▶ Exercise description
Quote the data below in full, please, without altering anything.

— Start Input material —

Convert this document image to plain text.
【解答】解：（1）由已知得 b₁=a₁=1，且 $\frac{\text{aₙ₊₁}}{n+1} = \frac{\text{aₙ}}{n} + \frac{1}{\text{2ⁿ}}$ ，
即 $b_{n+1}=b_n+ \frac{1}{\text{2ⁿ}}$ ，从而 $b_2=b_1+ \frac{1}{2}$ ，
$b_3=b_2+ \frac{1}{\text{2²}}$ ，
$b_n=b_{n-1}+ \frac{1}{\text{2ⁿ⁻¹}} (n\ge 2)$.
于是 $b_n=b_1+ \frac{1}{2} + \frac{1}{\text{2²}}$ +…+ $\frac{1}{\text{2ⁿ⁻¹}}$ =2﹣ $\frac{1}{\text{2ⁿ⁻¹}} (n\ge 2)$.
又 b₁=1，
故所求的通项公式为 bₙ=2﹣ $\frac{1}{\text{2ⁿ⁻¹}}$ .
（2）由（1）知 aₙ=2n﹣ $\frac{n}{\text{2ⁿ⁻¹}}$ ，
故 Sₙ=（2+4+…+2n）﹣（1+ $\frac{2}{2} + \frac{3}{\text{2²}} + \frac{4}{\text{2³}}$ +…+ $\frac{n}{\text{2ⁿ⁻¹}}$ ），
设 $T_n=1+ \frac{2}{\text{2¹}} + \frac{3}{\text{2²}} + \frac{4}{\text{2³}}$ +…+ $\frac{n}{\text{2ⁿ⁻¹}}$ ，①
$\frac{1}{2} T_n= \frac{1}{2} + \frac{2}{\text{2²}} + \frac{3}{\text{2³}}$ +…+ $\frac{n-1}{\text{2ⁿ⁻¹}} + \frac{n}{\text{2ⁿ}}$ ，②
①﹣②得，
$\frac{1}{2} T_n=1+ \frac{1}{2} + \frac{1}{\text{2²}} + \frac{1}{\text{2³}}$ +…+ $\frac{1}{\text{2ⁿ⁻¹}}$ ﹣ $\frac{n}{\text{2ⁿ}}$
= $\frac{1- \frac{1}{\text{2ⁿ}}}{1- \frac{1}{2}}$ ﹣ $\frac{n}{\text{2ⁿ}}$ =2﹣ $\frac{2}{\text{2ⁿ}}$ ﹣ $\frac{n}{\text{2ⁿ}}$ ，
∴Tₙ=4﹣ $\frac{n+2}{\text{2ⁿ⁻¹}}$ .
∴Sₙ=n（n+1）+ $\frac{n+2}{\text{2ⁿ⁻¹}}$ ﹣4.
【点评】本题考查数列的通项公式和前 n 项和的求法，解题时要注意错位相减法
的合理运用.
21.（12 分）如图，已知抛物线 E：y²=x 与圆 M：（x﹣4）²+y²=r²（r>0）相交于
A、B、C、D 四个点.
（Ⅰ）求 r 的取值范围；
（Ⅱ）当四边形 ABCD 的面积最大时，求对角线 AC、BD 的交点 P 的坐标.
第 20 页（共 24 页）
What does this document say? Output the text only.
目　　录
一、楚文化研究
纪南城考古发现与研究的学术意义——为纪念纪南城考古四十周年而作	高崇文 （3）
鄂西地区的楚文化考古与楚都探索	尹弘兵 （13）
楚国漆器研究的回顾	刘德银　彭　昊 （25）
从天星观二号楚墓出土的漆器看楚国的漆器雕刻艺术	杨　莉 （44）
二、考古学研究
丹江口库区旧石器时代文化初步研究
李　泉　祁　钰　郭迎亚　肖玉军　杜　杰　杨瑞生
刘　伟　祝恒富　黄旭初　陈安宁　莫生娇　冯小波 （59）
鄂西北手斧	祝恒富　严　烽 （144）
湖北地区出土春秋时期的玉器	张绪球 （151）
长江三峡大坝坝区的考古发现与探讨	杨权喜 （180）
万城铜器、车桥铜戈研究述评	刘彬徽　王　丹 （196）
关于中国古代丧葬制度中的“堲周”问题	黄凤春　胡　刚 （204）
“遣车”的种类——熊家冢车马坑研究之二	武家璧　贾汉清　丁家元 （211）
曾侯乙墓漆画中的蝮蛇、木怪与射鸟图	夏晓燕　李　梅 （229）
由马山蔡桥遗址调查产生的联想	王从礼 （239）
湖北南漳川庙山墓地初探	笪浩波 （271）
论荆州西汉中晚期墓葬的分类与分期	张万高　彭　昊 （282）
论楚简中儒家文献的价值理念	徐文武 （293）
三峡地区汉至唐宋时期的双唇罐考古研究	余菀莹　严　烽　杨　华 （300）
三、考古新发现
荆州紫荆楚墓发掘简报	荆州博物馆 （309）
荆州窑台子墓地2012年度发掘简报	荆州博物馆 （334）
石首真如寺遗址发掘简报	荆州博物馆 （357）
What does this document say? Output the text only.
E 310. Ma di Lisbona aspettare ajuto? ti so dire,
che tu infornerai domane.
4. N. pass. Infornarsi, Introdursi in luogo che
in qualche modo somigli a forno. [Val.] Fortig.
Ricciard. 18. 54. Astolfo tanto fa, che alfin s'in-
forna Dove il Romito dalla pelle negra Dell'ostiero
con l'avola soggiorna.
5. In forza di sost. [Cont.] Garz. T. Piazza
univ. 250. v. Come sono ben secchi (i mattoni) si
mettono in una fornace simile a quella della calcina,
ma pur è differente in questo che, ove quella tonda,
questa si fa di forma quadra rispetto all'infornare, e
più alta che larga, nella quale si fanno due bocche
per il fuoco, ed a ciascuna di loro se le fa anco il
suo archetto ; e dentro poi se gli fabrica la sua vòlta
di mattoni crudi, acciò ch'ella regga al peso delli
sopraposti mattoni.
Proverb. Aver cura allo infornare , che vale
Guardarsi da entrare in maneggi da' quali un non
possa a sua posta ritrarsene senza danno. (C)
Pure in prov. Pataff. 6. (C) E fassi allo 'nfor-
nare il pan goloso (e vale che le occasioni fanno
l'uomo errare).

— End Input material —

▶ Problem solution
Convert this document image to plain text.
【解答】解：（1）由已知得 b₁=a₁=1，且 $\frac{\text{aₙ₊₁}}{n+1} = \frac{\text{aₙ}}{n} + \frac{1}{\text{2ⁿ}}$ ，
即 $b_{n+1}=b_n+ \frac{1}{\text{2ⁿ}}$ ，从而 $b_2=b_1+ \frac{1}{2}$ ，
$b_3=b_2+ \frac{1}{\text{2²}}$ ，
$b_n=b_{n-1}+ \frac{1}{\text{2ⁿ⁻¹}} (n\ge 2)$.
于是 $b_n=b_1+ \frac{1}{2} + \frac{1}{\text{2²}}$ +…+ $\frac{1}{\text{2ⁿ⁻¹}}$ =2﹣ $\frac{1}{\text{2ⁿ⁻¹}} (n\ge 2)$.
又 b₁=1，
故所求的通项公式为 bₙ=2﹣ $\frac{1}{\text{2ⁿ⁻¹}}$ .
（2）由（1）知 aₙ=2n﹣ $\frac{n}{\text{2ⁿ⁻¹}}$ ，
故 Sₙ=（2+4+…+2n）﹣（1+ $\frac{2}{2} + \frac{3}{\text{2²}} + \frac{4}{\text{2³}}$ +…+ $\frac{n}{\text{2ⁿ⁻¹}}$ ），
设 $T_n=1+ \frac{2}{\text{2¹}} + \frac{3}{\text{2²}} + \frac{4}{\text{2³}}$ +…+ $\frac{n}{\text{2ⁿ⁻¹}}$ ，①
$\frac{1}{2} T_n= \frac{1}{2} + \frac{2}{\text{2²}} + \frac{3}{\text{2³}}$ +…+ $\frac{n-1}{\text{2ⁿ⁻¹}} + \frac{n}{\text{2ⁿ}}$ ，②
①﹣②得，
$\frac{1}{2} T_n=1+ \frac{1}{2} + \frac{1}{\text{2²}} + \frac{1}{\text{2³}}$ +…+ $\frac{1}{\text{2ⁿ⁻¹}}$ ﹣ $\frac{n}{\text{2ⁿ}}$
= $\frac{1- \frac{1}{\text{2ⁿ}}}{1- \frac{1}{2}}$ ﹣ $\frac{n}{\text{2ⁿ}}$ =2﹣ $\frac{2}{\text{2ⁿ}}$ ﹣ $\frac{n}{\text{2ⁿ}}$ ，
∴Tₙ=4﹣ $\frac{n+2}{\text{2ⁿ⁻¹}}$ .
∴Sₙ=n（n+1）+ $\frac{n+2}{\text{2ⁿ⁻¹}}$ ﹣4.
【点评】本题考查数列的通项公式和前 n 项和的求法，解题时要注意错位相减法
的合理运用.
21.（12 分）如图，已知抛物线 E：y²=x 与圆 M：（x﹣4）²+y²=r²（r>0）相交于
A、B、C、D 四个点.
（Ⅰ）求 r 的取值范围；
（Ⅱ）当四边形 ABCD 的面积最大时，求对角线 AC、BD 的交点 P 的坐标.
第 20 页（共 24 页）
What does this document say? Output the text only.
目　　录
一、楚文化研究
纪南城考古发现与研究的学术意义——为纪念纪南城考古四十周年而作	高崇文 （3）
鄂西地区的楚文化考古与楚都探索	尹弘兵 （13）
楚国漆器研究的回顾	刘德银　彭　昊 （25）
从天星观二号楚墓出土的漆器看楚国的漆器雕刻艺术	杨　莉 （44）
二、考古学研究
丹江口库区旧石器时代文化初步研究
李　泉　祁　钰　郭迎亚　肖玉军　杜　杰　杨瑞生
刘　伟　祝恒富　黄旭初　陈安宁　莫生娇　冯小波 （59）
鄂西北手斧	祝恒富　严　烽 （144）
湖北地区出土春秋时期的玉器	张绪球 （151）
长江三峡大坝坝区的考古发现与探讨	杨权喜 （180）
万城铜器、车桥铜戈研究述评	刘彬徽　王　丹 （196）
关于中国古代丧葬制度中的“堲周”问题	黄凤春　胡　刚 （204）
“遣车”的种类——熊家冢车马坑研究之二	武家璧　贾汉清　丁家元 （211）
曾侯乙墓漆画中的蝮蛇、木怪与射鸟图	夏晓燕　李　梅 （229）
由马山蔡桥遗址调查产生的联想	王从礼 （239）
湖北南漳川庙山墓地初探	笪浩波 （271）
论荆州西汉中晚期墓葬的分类与分期	张万高　彭　昊 （282）
论楚简中儒家文献的价值理念	徐文武 （293）
三峡地区汉至唐宋时期的双唇罐考古研究	余菀莹　严　烽　杨　华 （300）
三、考古新发现
荆州紫荆楚墓发掘简报	荆州博物馆 （309）
荆州窑台子墓地2012年度发掘简报	荆州博物馆 （334）
石首真如寺遗址发掘简报	荆州博物馆 （357）
What does this document say? Output the text only.
E 310. Ma di Lisbona aspettare ajuto? ti so dire,
che tu infornerai domane.
4. N. pass. Infornarsi, Introdursi in luogo che
in qualche modo somigli a forno. [Val.] Fortig.
Ricciard. 18. 54. Astolfo tanto fa, che alfin s'in-
forna Dove il Romito dalla pelle negra Dell'ostiero
con l'avola soggiorna.
5. In forza di sost. [Cont.] Garz. T. Piazza
univ. 250. v. Come sono ben secchi (i mattoni) si
mettono in una fornace simile a quella della calcina,
ma pur è differente in questo che, ove quella tonda,
questa si fa di forma quadra rispetto all'infornare, e
più alta che larga, nella quale si fanno due bocche
per il fuoco, ed a ciascuna di loro se le fa anco il
suo archetto ; e dentro poi se gli fabrica la sua vòlta
di mattoni crudi, acciò ch'ella regga al peso delli
sopraposti mattoni.
Proverb. Aver cura allo infornare , che vale
Guardarsi da entrare in maneggi da' quali un non
possa a sua posta ritrarsene senza danno. (C)
Pure in prov. Pataff. 6. (C) E fassi allo 'nfor-
nare il pan goloso (e vale che le occasioni fanno
l'uomo errare).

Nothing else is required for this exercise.